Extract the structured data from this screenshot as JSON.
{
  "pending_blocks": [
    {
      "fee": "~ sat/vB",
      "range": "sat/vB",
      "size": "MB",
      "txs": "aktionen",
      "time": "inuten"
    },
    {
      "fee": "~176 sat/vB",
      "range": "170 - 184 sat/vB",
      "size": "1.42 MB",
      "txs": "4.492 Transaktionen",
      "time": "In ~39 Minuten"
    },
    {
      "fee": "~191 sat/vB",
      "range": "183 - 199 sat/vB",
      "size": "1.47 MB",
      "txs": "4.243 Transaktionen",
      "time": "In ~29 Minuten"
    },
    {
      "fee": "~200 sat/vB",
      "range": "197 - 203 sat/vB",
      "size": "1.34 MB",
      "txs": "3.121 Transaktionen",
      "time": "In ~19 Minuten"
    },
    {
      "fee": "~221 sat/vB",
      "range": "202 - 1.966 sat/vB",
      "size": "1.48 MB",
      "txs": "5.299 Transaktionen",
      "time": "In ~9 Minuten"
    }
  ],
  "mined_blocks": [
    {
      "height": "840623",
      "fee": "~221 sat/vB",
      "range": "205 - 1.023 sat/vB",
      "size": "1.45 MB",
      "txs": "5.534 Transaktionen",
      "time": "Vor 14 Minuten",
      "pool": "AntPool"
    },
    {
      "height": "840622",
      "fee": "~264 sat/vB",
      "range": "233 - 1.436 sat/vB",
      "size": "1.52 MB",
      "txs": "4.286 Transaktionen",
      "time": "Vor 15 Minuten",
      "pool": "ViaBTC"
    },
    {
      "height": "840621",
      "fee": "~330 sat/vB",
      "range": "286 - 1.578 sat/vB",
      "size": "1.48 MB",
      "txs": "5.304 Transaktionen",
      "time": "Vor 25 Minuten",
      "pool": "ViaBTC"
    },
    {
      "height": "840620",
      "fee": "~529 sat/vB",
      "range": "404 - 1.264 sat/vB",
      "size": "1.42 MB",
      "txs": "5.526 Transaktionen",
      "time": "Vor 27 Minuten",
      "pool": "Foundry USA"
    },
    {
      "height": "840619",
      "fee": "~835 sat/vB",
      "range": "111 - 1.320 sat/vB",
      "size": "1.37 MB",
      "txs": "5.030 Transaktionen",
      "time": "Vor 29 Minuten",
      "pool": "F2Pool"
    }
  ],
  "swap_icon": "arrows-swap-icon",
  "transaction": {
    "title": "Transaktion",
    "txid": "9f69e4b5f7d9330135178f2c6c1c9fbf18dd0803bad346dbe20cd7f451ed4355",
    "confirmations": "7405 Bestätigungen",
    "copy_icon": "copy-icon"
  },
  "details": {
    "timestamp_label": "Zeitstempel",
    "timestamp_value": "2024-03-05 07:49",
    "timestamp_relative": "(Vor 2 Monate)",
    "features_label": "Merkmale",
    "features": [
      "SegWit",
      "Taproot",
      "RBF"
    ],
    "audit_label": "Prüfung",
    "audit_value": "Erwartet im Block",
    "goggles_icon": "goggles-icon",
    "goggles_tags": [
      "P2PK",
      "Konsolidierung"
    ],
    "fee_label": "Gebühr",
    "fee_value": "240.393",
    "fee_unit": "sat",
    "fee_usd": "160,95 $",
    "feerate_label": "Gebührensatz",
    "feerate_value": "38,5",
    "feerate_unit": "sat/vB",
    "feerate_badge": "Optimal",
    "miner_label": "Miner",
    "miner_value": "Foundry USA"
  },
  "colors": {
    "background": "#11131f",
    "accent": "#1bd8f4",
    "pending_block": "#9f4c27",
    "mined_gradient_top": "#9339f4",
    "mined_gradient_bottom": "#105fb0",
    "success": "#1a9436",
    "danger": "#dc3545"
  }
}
────────────────────────────────────────
### What to work on
Exactly how many lines in the data above contain the word "size"? Respond with the number and nothing more.

### Worked solution
10